- **Written problem**: Locate the lines of the listing below that hold "JSON", then copy each of them.

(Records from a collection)
********

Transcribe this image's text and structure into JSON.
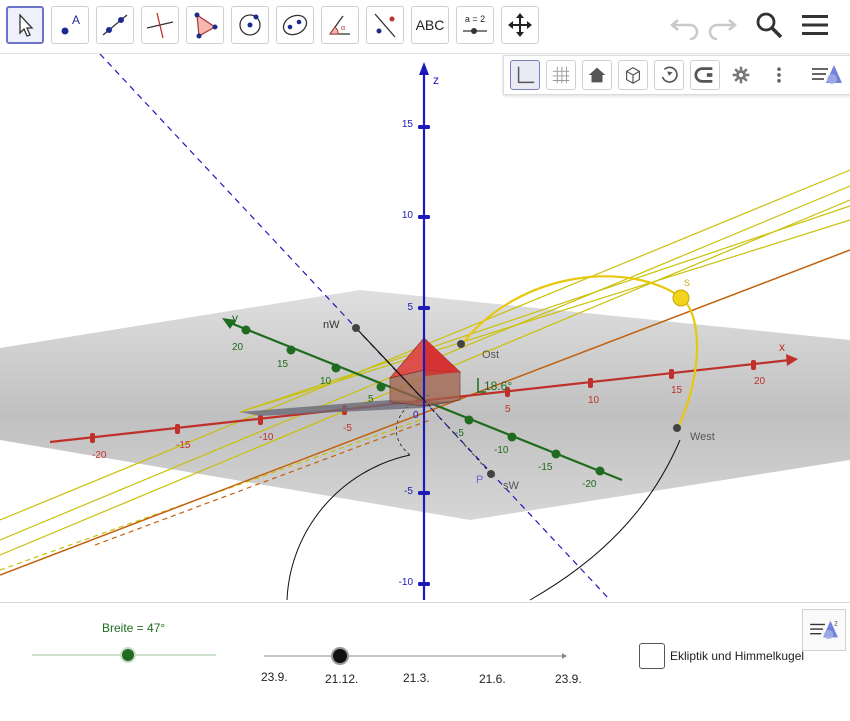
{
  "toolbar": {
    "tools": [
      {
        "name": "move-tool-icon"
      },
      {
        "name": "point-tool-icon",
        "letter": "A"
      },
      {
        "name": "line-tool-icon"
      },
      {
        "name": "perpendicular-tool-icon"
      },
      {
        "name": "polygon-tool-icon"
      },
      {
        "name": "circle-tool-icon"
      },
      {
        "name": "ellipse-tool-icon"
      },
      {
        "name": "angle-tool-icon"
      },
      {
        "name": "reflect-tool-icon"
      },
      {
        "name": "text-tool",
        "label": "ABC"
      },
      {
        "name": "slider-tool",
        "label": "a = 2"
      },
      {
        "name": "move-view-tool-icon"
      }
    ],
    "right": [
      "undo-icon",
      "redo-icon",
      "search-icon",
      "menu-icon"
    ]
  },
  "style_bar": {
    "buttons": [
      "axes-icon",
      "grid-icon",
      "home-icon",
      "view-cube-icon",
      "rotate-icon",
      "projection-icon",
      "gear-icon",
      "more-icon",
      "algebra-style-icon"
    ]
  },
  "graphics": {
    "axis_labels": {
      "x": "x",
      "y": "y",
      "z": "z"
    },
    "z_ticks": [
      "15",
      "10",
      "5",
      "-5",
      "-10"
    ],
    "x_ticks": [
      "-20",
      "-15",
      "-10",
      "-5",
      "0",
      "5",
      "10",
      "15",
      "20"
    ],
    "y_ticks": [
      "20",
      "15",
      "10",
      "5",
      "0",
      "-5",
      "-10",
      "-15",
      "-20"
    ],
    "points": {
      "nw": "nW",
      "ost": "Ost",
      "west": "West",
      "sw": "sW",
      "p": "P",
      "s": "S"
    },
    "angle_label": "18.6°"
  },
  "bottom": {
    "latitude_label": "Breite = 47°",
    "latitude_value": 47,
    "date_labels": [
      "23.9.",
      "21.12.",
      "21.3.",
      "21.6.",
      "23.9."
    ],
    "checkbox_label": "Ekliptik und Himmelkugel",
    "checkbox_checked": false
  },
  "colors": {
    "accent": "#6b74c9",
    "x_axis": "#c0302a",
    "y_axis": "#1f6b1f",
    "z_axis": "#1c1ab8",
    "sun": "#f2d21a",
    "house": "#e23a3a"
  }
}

********

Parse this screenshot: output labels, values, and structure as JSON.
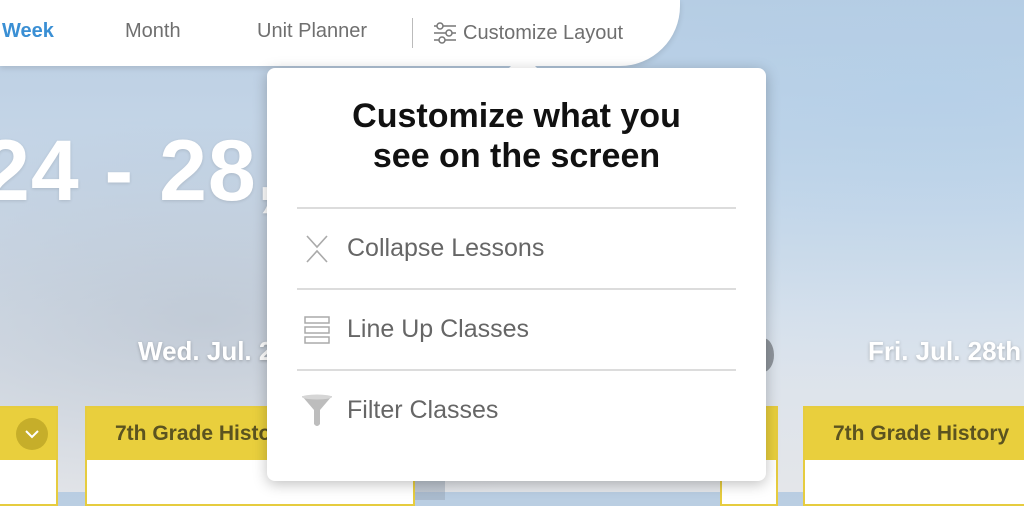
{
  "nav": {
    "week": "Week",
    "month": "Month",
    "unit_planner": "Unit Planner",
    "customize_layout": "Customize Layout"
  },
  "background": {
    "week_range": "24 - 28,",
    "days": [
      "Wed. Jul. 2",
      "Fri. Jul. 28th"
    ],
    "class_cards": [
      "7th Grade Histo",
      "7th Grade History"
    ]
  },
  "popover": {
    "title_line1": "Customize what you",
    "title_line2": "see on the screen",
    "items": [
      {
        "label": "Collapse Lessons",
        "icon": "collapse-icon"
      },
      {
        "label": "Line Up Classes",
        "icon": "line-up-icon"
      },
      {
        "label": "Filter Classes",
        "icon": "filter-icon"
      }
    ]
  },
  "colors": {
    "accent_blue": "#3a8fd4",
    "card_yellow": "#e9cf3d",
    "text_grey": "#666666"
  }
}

********

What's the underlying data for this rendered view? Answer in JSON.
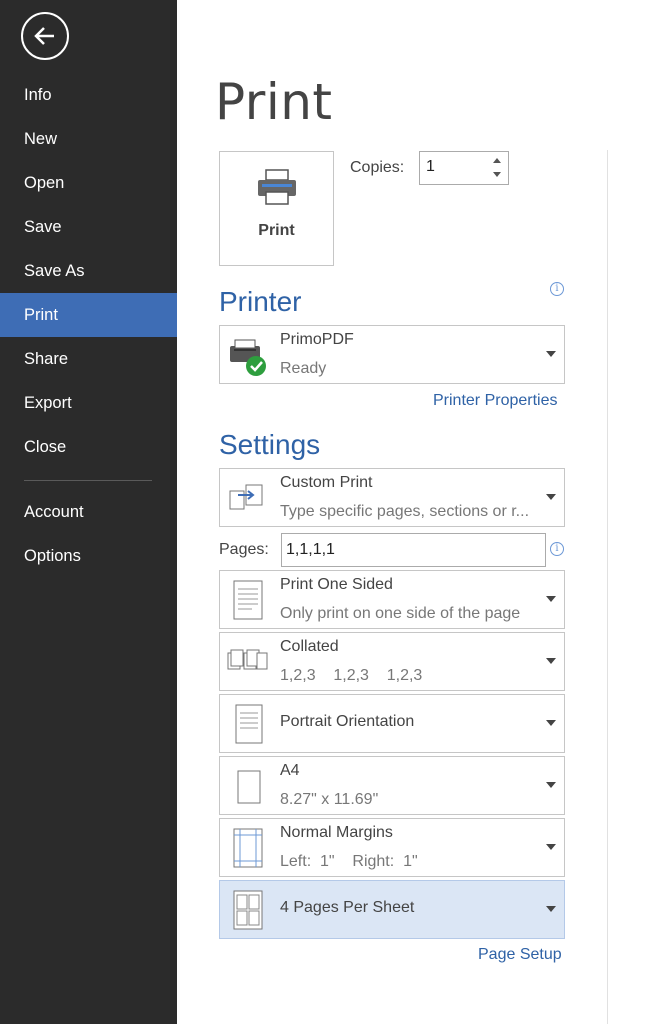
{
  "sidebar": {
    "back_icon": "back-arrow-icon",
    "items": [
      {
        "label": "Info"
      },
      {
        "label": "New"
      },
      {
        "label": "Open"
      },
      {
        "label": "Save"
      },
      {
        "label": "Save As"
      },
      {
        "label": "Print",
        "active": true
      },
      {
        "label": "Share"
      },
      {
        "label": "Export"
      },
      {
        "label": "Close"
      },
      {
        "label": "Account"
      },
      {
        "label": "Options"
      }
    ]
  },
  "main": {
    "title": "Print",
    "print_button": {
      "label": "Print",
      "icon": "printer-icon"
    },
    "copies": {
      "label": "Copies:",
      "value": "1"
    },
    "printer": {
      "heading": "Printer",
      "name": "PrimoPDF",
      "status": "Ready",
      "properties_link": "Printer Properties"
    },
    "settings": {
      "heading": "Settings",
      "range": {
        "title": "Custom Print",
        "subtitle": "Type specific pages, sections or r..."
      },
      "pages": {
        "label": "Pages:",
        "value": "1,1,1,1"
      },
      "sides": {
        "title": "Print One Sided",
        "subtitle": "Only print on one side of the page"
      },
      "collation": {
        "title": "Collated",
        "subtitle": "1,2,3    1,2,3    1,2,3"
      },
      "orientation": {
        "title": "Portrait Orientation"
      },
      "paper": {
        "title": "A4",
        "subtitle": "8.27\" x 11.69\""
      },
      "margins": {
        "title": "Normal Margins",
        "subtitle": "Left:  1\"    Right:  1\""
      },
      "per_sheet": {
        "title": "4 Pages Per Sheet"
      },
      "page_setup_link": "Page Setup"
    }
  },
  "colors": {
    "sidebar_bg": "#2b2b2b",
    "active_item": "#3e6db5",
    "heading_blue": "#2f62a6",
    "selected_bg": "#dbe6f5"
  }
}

********

- **Complete answer**:
Transcribe this image's text and structure into JSON.
Parse this screenshot: output labels, values, and structure as JSON.
What's the underlying data for this rendered view? Answer in JSON.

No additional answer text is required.